## Your goal
State the number of lines in these records that include the word "name", and add nothing to it.
— BEGIN Dataset extract —
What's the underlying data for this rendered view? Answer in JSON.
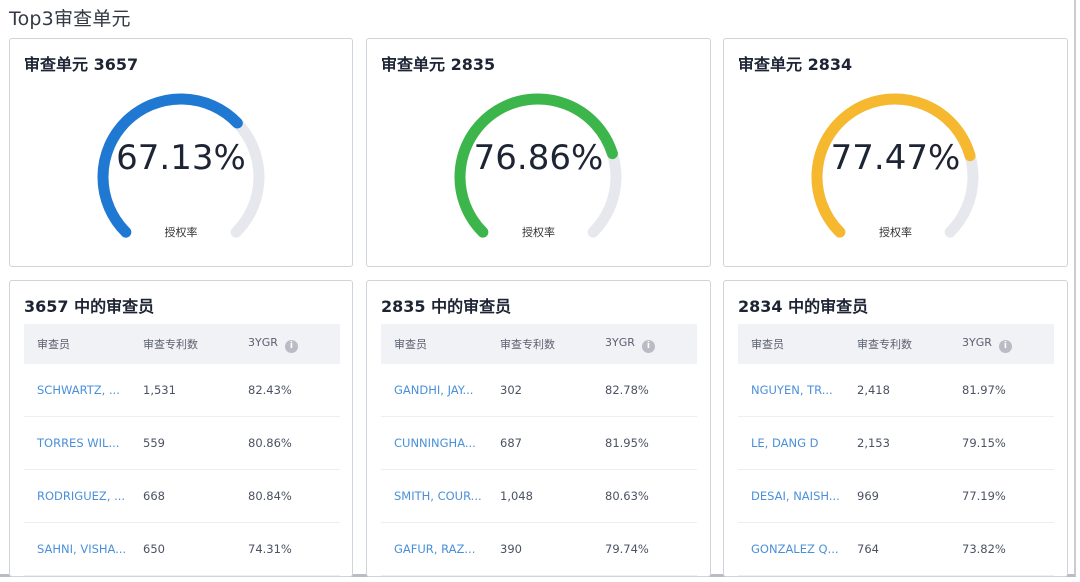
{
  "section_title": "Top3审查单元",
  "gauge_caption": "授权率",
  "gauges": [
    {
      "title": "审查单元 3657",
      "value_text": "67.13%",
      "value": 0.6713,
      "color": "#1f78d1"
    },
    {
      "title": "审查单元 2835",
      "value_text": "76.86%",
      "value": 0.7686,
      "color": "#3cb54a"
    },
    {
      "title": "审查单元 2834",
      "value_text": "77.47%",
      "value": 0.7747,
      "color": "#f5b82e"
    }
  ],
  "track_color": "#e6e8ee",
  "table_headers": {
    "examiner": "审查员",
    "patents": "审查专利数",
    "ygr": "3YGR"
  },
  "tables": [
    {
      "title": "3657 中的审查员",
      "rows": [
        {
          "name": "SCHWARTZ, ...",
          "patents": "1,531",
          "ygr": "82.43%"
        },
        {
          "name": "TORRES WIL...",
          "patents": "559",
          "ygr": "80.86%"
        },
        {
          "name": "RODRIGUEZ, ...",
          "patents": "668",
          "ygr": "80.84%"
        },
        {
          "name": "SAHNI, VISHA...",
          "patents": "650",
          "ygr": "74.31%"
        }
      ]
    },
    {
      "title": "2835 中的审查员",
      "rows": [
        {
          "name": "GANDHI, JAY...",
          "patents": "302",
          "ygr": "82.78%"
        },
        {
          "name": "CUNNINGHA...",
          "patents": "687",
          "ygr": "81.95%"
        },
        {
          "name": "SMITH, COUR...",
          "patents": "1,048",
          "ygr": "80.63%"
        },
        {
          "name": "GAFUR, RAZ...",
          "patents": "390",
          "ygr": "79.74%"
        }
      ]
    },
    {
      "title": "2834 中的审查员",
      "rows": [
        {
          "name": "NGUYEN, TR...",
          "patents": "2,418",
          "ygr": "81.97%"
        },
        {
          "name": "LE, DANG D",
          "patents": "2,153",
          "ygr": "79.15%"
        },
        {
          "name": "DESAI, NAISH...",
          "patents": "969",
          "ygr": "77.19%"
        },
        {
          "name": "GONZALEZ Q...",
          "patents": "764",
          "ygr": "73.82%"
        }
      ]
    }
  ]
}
— END Dataset extract —
— BEGIN Dataset extract —
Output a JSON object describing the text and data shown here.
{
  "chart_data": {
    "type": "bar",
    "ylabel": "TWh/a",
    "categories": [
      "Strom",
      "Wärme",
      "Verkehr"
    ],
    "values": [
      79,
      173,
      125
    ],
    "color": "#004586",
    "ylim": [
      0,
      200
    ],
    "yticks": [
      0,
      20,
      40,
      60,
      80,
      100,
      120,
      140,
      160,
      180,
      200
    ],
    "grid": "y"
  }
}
— END Dataset extract —
## Task response
12